La Luna

En la época de las Misiones “Apolo”, la humanidad demostró que era capaz de pisar otros cuerpos celestes y aquello hinchó su ego (o, al menos, el de algunos países). Hubo muchas conjeturas y bajaron muchos mitos, algunos muy cinematográficos. Desde entonces, no se ha intentado volver a nuestro satélite. Los principales motivos se relacionan con el alto coste de dichas misiones, en una aparente falta de motivación y recientemente se menciona ciertos desórdenes nucleares que habría causado el hombre en la Luna. De nada serviría volver, sólo para demostrar nuevamente que somos capaces de hacerlo. Cuando regresemos, deberíamos hacerlo con unos objetivos claros, que pueden ser de diversa índole (Económicos, Sociológicos y Científicos).

 

¿Es angustia, tal vez demasiada soledad en esa inmensidad extraña?

Si todo fue real, ¿Qué habrá pasado pasado por la cabeza de esta persona, en ese momento?
========================================
SOBRE LA TAREA: Copia sin cambios, del texto sobre la Luna, el fragmento que empieza con las palabras "En la época" y termina con "esa inmensidad extraña?".
========================================
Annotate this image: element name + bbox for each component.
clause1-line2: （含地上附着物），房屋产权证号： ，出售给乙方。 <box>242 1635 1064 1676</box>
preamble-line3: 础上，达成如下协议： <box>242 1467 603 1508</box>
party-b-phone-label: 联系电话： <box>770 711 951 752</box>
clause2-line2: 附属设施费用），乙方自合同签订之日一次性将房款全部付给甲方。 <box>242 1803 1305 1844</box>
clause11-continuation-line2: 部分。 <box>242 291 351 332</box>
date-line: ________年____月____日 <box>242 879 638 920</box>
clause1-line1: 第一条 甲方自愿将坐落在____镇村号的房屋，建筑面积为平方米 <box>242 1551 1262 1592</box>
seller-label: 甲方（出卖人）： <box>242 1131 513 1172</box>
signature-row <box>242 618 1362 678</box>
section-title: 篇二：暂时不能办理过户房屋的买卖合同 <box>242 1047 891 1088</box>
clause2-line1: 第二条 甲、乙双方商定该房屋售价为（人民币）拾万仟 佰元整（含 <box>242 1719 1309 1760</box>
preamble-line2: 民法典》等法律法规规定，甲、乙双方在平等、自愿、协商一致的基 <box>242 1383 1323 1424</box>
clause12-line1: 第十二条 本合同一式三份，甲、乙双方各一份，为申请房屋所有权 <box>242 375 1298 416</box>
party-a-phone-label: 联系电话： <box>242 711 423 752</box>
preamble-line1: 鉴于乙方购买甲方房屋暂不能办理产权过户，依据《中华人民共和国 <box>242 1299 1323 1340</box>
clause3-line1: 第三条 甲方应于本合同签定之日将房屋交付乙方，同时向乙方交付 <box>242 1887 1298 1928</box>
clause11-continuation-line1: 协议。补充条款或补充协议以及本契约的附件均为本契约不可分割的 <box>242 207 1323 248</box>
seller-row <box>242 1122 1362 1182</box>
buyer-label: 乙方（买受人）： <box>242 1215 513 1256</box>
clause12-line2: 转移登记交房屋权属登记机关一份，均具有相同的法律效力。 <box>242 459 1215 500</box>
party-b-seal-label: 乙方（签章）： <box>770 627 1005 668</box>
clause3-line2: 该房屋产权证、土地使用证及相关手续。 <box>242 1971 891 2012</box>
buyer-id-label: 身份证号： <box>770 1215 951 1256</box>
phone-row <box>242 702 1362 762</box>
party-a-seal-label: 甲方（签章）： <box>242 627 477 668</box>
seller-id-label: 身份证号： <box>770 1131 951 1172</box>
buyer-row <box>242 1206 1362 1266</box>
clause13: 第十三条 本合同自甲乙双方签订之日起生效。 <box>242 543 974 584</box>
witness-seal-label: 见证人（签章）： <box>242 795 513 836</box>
========================================
RESULTADO:
En la época de las Misiones “Apolo”, la humanidad demostró que era capaz de pisar otros cuerpos celestes y aquello hinchó su ego (o, al menos, el de algunos países). Hubo muchas conjeturas y bajaron muchos mitos, algunos muy cinematográficos. Desde entonces, no se ha intentado volver a nuestro satélite. Los principales motivos se relacionan con el alto coste de dichas misiones, en una aparente falta de motivación y recientemente se menciona ciertos desórdenes nucleares que habría causado el hombre en la Luna. De nada serviría volver, sólo para demostrar nuevamente que somos capaces de hacerlo. Cuando regresemos, deberíamos hacerlo con unos objetivos claros, que pueden ser de diversa índole (Económicos, Sociológicos y Científicos).

 

¿Es angustia, tal vez demasiada soledad en esa inmensidad extraña?